▸ **WHAT THE TASK REQUIRES**:
Print verbatim the lines of the entries from the one containing "Extract all readable text from this page." to the last, inclusive, and no others.
* BEGIN ENTRIES SUPPLIED *
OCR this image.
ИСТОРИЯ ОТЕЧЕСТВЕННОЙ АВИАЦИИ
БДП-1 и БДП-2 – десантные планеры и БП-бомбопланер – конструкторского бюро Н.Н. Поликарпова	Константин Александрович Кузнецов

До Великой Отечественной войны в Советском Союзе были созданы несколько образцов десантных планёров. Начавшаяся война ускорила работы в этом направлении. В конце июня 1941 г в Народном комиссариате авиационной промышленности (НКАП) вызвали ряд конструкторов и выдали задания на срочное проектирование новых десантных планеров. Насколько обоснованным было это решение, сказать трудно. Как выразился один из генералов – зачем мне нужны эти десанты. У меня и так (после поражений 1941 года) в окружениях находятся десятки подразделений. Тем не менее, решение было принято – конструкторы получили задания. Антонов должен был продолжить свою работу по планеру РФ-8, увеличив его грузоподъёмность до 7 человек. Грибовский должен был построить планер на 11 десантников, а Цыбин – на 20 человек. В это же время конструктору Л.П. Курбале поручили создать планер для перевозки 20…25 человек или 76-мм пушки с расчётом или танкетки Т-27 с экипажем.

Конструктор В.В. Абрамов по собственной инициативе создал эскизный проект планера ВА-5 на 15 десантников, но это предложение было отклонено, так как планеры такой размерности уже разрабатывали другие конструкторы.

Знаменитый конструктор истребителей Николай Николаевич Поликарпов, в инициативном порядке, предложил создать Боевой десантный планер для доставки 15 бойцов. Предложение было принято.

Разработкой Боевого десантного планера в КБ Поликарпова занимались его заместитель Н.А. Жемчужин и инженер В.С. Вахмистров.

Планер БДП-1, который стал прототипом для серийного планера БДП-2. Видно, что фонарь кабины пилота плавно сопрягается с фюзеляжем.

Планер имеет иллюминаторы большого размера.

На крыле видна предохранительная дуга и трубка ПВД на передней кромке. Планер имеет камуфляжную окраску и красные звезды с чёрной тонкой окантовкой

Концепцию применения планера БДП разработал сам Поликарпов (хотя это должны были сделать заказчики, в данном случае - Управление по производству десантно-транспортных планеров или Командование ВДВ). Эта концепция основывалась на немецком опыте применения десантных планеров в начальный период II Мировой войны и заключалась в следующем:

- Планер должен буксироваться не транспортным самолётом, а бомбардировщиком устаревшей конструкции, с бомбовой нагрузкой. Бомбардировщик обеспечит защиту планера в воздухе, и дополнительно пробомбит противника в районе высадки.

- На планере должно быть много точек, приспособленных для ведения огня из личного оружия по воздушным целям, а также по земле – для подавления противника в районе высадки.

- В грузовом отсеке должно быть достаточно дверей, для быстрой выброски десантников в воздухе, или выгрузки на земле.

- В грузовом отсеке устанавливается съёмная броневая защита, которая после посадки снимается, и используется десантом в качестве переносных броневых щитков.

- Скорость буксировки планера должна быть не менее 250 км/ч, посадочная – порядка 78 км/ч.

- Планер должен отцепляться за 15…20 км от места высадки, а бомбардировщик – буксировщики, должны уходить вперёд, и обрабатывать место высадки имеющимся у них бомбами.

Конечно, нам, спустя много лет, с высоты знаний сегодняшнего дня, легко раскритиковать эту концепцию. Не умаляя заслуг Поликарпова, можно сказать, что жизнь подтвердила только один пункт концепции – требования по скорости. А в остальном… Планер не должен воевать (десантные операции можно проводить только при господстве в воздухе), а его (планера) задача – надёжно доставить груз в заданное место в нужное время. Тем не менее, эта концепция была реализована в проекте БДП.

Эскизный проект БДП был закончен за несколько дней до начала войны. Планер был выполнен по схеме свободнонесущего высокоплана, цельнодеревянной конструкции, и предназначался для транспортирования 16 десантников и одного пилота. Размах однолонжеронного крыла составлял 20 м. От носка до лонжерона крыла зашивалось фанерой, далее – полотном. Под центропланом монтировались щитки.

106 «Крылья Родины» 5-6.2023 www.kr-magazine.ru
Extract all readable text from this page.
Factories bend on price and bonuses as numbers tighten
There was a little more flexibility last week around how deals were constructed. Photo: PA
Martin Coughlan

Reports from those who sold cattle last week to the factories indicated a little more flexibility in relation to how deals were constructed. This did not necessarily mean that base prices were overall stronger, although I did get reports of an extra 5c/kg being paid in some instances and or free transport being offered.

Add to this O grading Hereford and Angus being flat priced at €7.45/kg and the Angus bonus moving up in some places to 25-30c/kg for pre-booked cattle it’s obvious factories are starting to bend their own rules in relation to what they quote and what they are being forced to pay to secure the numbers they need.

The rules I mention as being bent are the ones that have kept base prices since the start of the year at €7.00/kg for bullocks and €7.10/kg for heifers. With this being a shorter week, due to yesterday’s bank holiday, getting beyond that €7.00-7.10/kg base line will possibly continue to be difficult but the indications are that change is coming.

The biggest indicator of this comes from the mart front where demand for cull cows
* END ENTRIES SUPPLIED *
▸ **FULL OUTPUT**:
Extract all readable text from this page.
Factories bend on price and bonuses as numbers tighten
There was a little more flexibility last week around how deals were constructed. Photo: PA
Martin Coughlan

Reports from those who sold cattle last week to the factories indicated a little more flexibility in relation to how deals were constructed. This did not necessarily mean that base prices were overall stronger, although I did get reports of an extra 5c/kg being paid in some instances and or free transport being offered.

Add to this O grading Hereford and Angus being flat priced at €7.45/kg and the Angus bonus moving up in some places to 25-30c/kg for pre-booked cattle it’s obvious factories are starting to bend their own rules in relation to what they quote and what they are being forced to pay to secure the numbers they need.

The rules I mention as being bent are the ones that have kept base prices since the start of the year at €7.00/kg for bullocks and €7.10/kg for heifers. With this being a shorter week, due to yesterday’s bank holiday, getting beyond that €7.00-7.10/kg base line will possibly continue to be difficult but the indications are that change is coming.

The biggest indicator of this comes from the mart front where demand for cull cows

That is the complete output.